● WHAT IS NEEDED
Extract each line containing the string "JSON".

Records that describe figures
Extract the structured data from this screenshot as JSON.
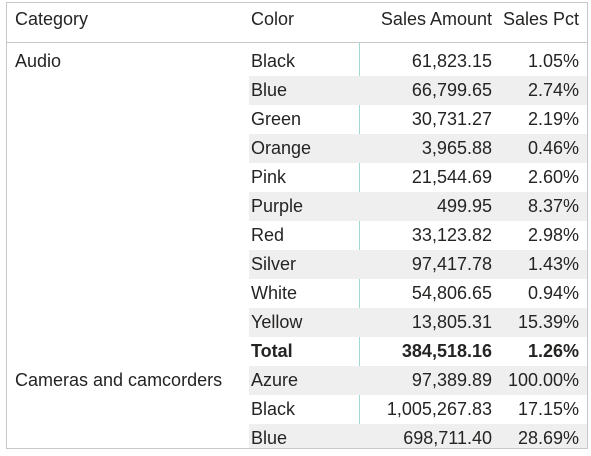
{
  "table": {
    "headers": {
      "category": "Category",
      "color": "Color",
      "sales_amount": "Sales Amount",
      "sales_pct": "Sales Pct"
    },
    "rows": [
      {
        "category": "Audio",
        "color": "Black",
        "sales_amount": "61,823.15",
        "sales_pct": "1.05%",
        "shaded": false,
        "total": false
      },
      {
        "category": "",
        "color": "Blue",
        "sales_amount": "66,799.65",
        "sales_pct": "2.74%",
        "shaded": true,
        "total": false
      },
      {
        "category": "",
        "color": "Green",
        "sales_amount": "30,731.27",
        "sales_pct": "2.19%",
        "shaded": false,
        "total": false
      },
      {
        "category": "",
        "color": "Orange",
        "sales_amount": "3,965.88",
        "sales_pct": "0.46%",
        "shaded": true,
        "total": false
      },
      {
        "category": "",
        "color": "Pink",
        "sales_amount": "21,544.69",
        "sales_pct": "2.60%",
        "shaded": false,
        "total": false
      },
      {
        "category": "",
        "color": "Purple",
        "sales_amount": "499.95",
        "sales_pct": "8.37%",
        "shaded": true,
        "total": false
      },
      {
        "category": "",
        "color": "Red",
        "sales_amount": "33,123.82",
        "sales_pct": "2.98%",
        "shaded": false,
        "total": false
      },
      {
        "category": "",
        "color": "Silver",
        "sales_amount": "97,417.78",
        "sales_pct": "1.43%",
        "shaded": true,
        "total": false
      },
      {
        "category": "",
        "color": "White",
        "sales_amount": "54,806.65",
        "sales_pct": "0.94%",
        "shaded": false,
        "total": false
      },
      {
        "category": "",
        "color": "Yellow",
        "sales_amount": "13,805.31",
        "sales_pct": "15.39%",
        "shaded": true,
        "total": false
      },
      {
        "category": "",
        "color": "Total",
        "sales_amount": "384,518.16",
        "sales_pct": "1.26%",
        "shaded": false,
        "total": true
      },
      {
        "category": "Cameras and camcorders",
        "color": "Azure",
        "sales_amount": "97,389.89",
        "sales_pct": "100.00%",
        "shaded": true,
        "total": false
      },
      {
        "category": "",
        "color": "Black",
        "sales_amount": "1,005,267.83",
        "sales_pct": "17.15%",
        "shaded": false,
        "total": false
      },
      {
        "category": "",
        "color": "Blue",
        "sales_amount": "698,711.40",
        "sales_pct": "28.69%",
        "shaded": true,
        "total": false
      }
    ]
  },
  "colors": {
    "text": "#252423",
    "border": "#c8c8c8",
    "row_band": "#efefef",
    "accent_divider": "#9fd8d0"
  }
}
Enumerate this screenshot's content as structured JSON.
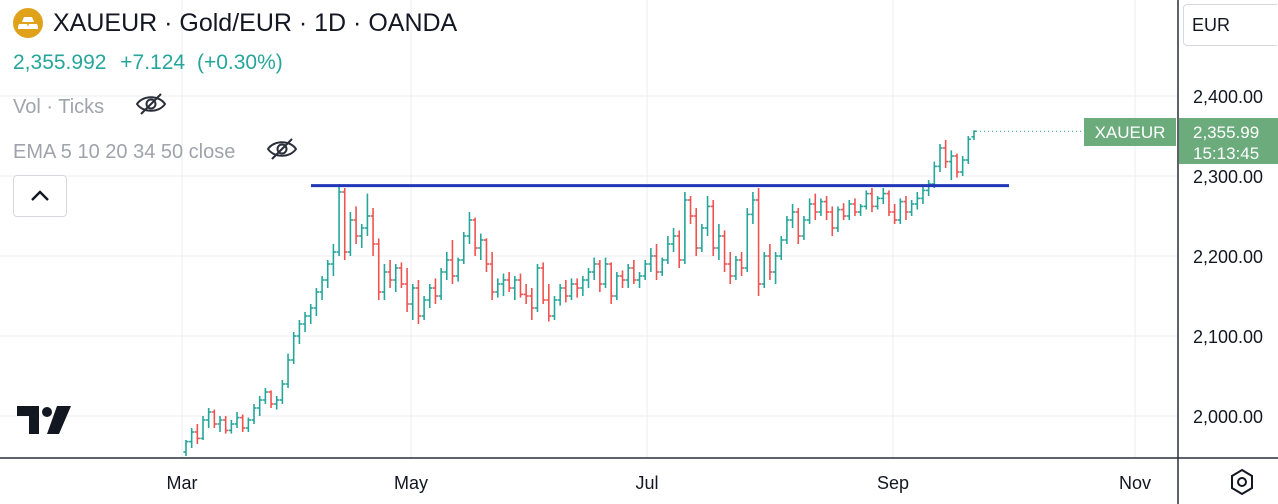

● COMPLETE ANSWER
Extract the structured data from this screenshot as JSON.
Enumerate this screenshot's content as structured JSON.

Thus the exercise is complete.